● Set task:
Copy the data below line for line, exactly as it appears, and leave out the pictures.

● Records to process:

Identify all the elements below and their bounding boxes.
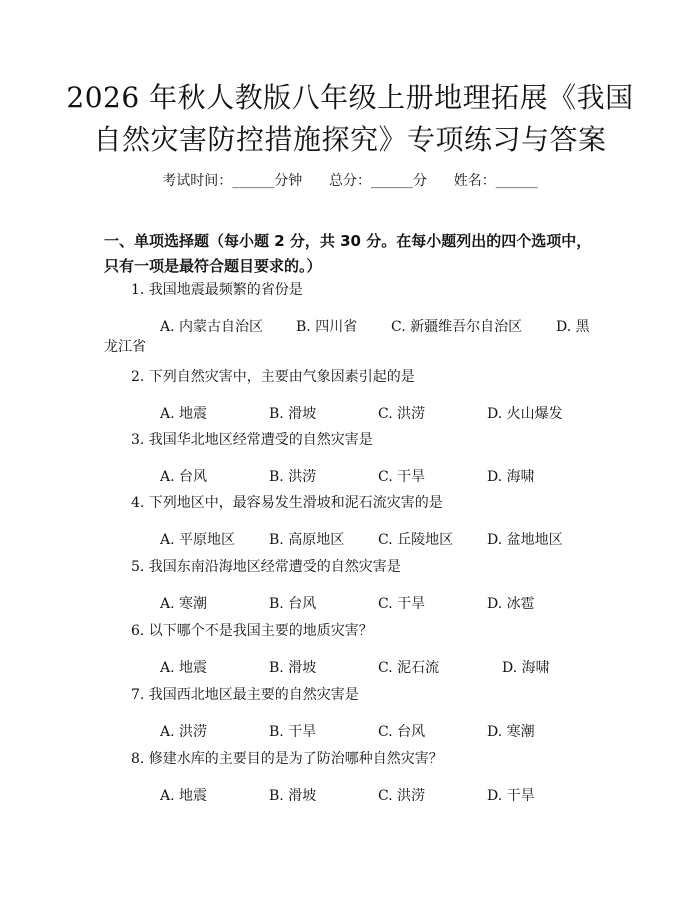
question-5-option-c: C. 干旱 [378,596,426,612]
question-6-option-c: C. 泥石流 [378,660,440,676]
question-3-option-b: B. 洪涝 [269,469,317,485]
document-title-line2: 自然灾害防控措施探究》专项练习与答案 [93,123,607,156]
question-stem-8: 8. 修建水库的主要目的是为了防治哪种自然灾害？ [131,751,443,767]
question-8-option-a: A. 地震 [160,788,208,804]
question-7-option-c: C. 台风 [378,724,426,740]
question-2-option-c: C. 洪涝 [378,406,426,422]
question-6-option-b: B. 滑坡 [269,660,317,676]
question-3-option-c: C. 干旱 [378,469,426,485]
question-7-option-b: B. 干旱 [269,724,317,740]
question-1-option-a: A. 内蒙古自治区 [160,319,264,335]
question-4-option-a: A. 平原地区 [160,532,236,548]
question-stem-7: 7. 我国西北地区最主要的自然灾害是 [131,687,359,703]
question-2-option-b: B. 滑坡 [269,406,317,422]
question-stem-6: 6. 以下哪个不是我国主要的地质灾害？ [131,623,373,639]
question-7-option-a: A. 洪涝 [160,724,208,740]
question-8-option-c: C. 洪涝 [378,788,426,804]
question-2-option-d: D. 火山爆发 [487,406,563,422]
document-title-line1: 2026 年秋人教版八年级上册地理拓展《我国 [66,81,634,114]
question-1-option-b: B. 四川省 [296,319,358,335]
question-5-option-a: A. 寒潮 [160,596,208,612]
question-6-option-a: A. 地震 [160,660,208,676]
question-3-option-d: D. 海啸 [487,469,535,485]
question-8-option-d: D. 干旱 [487,788,535,804]
question-4-option-b: B. 高原地区 [269,532,345,548]
section-heading-single-choice: 一、单项选择题（每小题 2 分，共 30 分。在每小题列出的四个选项中，只有一项是最符合题目要求的。） [104,232,592,275]
question-stem-2: 2. 下列自然灾害中，主要由气象因素引起的是 [131,369,415,385]
question-4-option-d: D. 盆地地区 [487,532,563,548]
question-stem-1: 1. 我国地震最频繁的省份是 [131,282,303,298]
question-3-option-a: A. 台风 [160,469,208,485]
question-6-option-d: D. 海啸 [502,660,550,676]
question-stem-5: 5. 我国东南沿海地区经常遭受的自然灾害是 [131,559,401,575]
question-4-option-c: C. 丘陵地区 [378,532,454,548]
question-1-option-c: C. 新疆维吾尔自治区 [391,319,523,335]
question-5-option-d: D. 冰雹 [487,596,535,612]
question-5-option-b: B. 台风 [269,596,317,612]
question-1-option-d-continued: 龙江省 [104,339,146,355]
question-stem-4: 4. 下列地区中，最容易发生滑坡和泥石流灾害的是 [131,495,443,511]
question-7-option-d: D. 寒潮 [487,724,535,740]
exam-meta-line: 考试时间：______分钟 总分：______分 姓名：______ [162,173,538,189]
question-8-option-b: B. 滑坡 [269,788,317,804]
question-stem-3: 3. 我国华北地区经常遭受的自然灾害是 [131,432,373,448]
question-2-option-a: A. 地震 [160,406,208,422]
question-1-option-d: D. 黑 [556,319,590,335]
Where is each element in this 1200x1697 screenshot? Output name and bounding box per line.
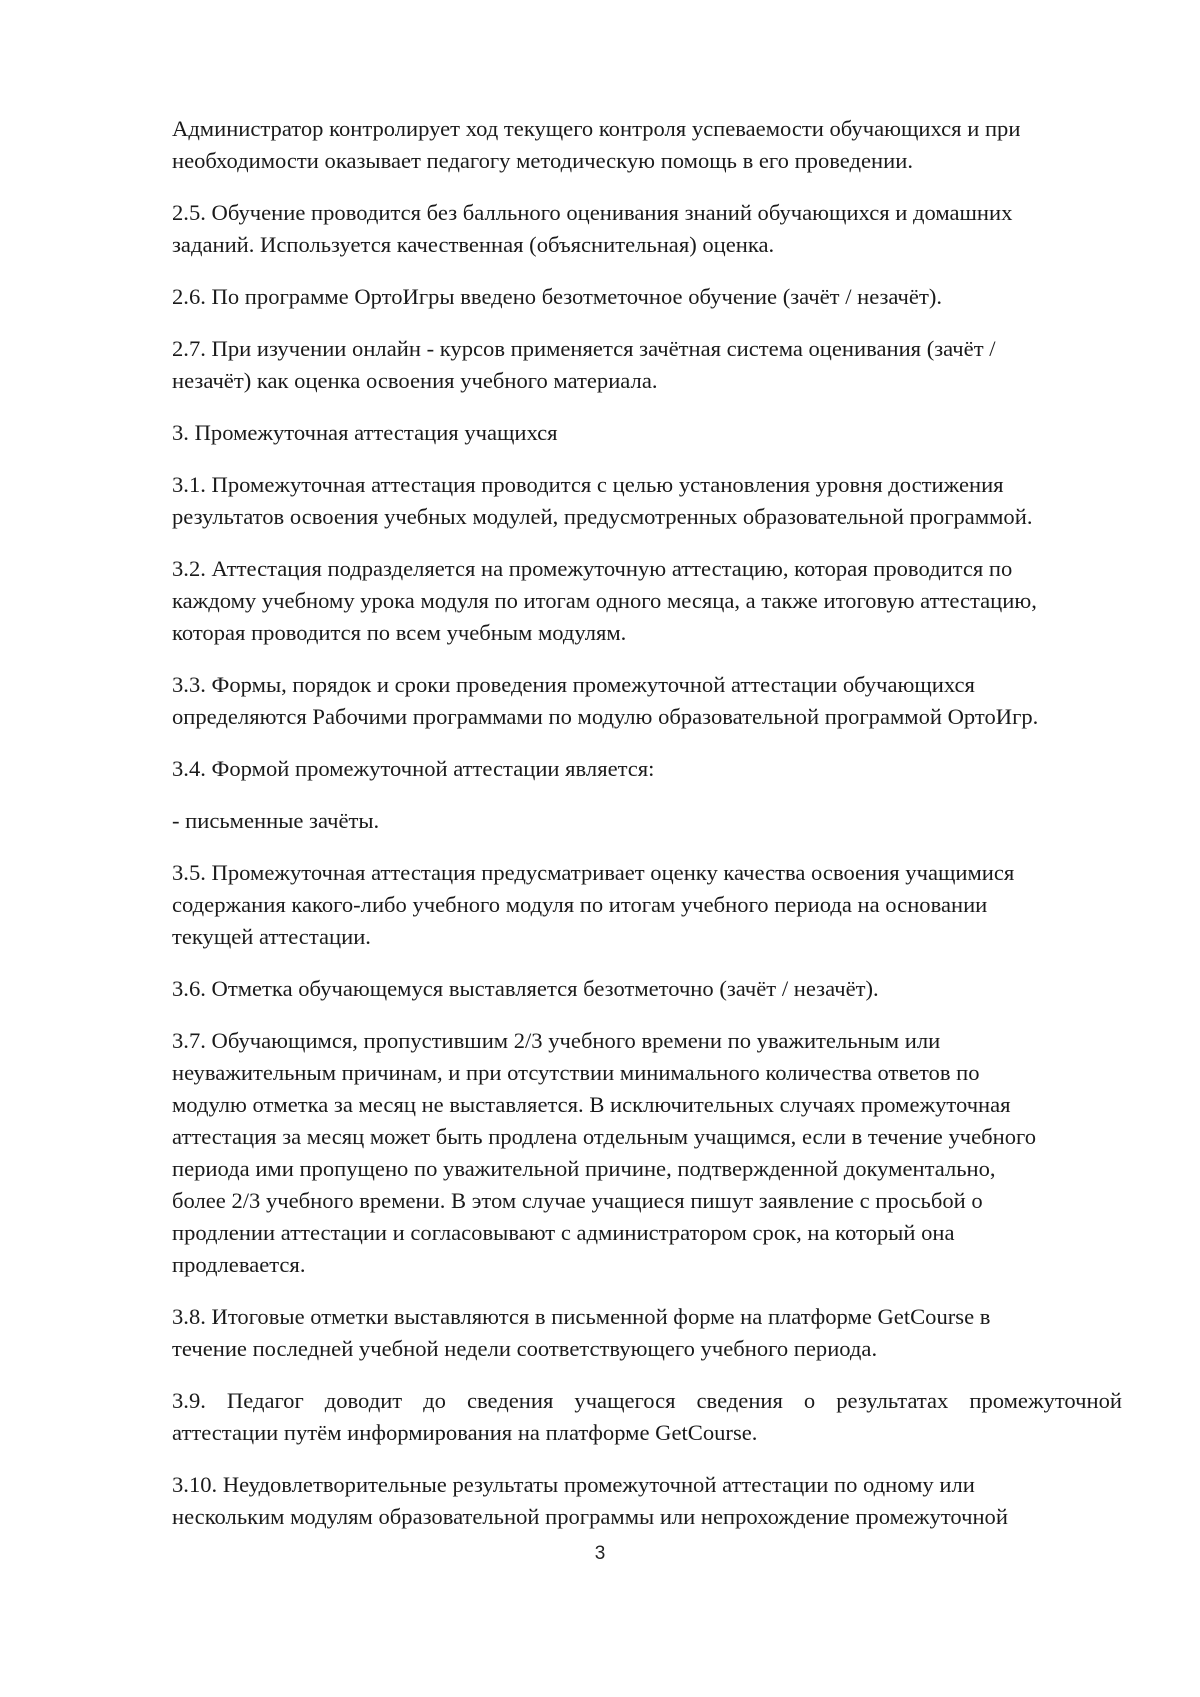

● Solution to the problem:
Identify all the elements below and their bounding boxes.
question-5-option-c: C. 干旱 [378,596,426,612]
question-6-option-c: C. 泥石流 [378,660,440,676]
question-3-option-b: B. 洪涝 [269,469,317,485]
document-title-line2: 自然灾害防控措施探究》专项练习与答案 [93,123,607,156]
question-stem-8: 8. 修建水库的主要目的是为了防治哪种自然灾害？ [131,751,443,767]
question-8-option-a: A. 地震 [160,788,208,804]
question-7-option-c: C. 台风 [378,724,426,740]
question-2-option-c: C. 洪涝 [378,406,426,422]
question-6-option-b: B. 滑坡 [269,660,317,676]
question-3-option-c: C. 干旱 [378,469,426,485]
question-7-option-b: B. 干旱 [269,724,317,740]
question-1-option-a: A. 内蒙古自治区 [160,319,264,335]
question-4-option-a: A. 平原地区 [160,532,236,548]
question-stem-7: 7. 我国西北地区最主要的自然灾害是 [131,687,359,703]
question-2-option-b: B. 滑坡 [269,406,317,422]
question-stem-6: 6. 以下哪个不是我国主要的地质灾害？ [131,623,373,639]
question-7-option-a: A. 洪涝 [160,724,208,740]
question-8-option-c: C. 洪涝 [378,788,426,804]
question-2-option-d: D. 火山爆发 [487,406,563,422]
document-title-line1: 2026 年秋人教版八年级上册地理拓展《我国 [66,81,634,114]
question-1-option-b: B. 四川省 [296,319,358,335]
question-5-option-a: A. 寒潮 [160,596,208,612]
question-6-option-a: A. 地震 [160,660,208,676]
question-3-option-d: D. 海啸 [487,469,535,485]
question-8-option-d: D. 干旱 [487,788,535,804]
question-4-option-b: B. 高原地区 [269,532,345,548]
section-heading-single-choice: 一、单项选择题（每小题 2 分，共 30 分。在每小题列出的四个选项中，只有一项是最符合题目要求的。） [104,232,592,275]
question-stem-2: 2. 下列自然灾害中，主要由气象因素引起的是 [131,369,415,385]
question-4-option-d: D. 盆地地区 [487,532,563,548]
question-stem-1: 1. 我国地震最频繁的省份是 [131,282,303,298]
question-3-option-a: A. 台风 [160,469,208,485]
question-6-option-d: D. 海啸 [502,660,550,676]
question-stem-5: 5. 我国东南沿海地区经常遭受的自然灾害是 [131,559,401,575]
question-4-option-c: C. 丘陵地区 [378,532,454,548]
question-1-option-c: C. 新疆维吾尔自治区 [391,319,523,335]
question-5-option-d: D. 冰雹 [487,596,535,612]
question-5-option-b: B. 台风 [269,596,317,612]
question-1-option-d-continued: 龙江省 [104,339,146,355]
question-stem-4: 4. 下列地区中，最容易发生滑坡和泥石流灾害的是 [131,495,443,511]
question-7-option-d: D. 寒潮 [487,724,535,740]
exam-meta-line: 考试时间：______分钟 总分：______分 姓名：______ [162,173,538,189]
question-8-option-b: B. 滑坡 [269,788,317,804]
question-stem-3: 3. 我国华北地区经常遭受的自然灾害是 [131,432,373,448]
question-2-option-a: A. 地震 [160,406,208,422]
question-1-option-d: D. 黑 [556,319,590,335]
Where is each element in this 1200x1697 screenshot? Output name and bounding box per line.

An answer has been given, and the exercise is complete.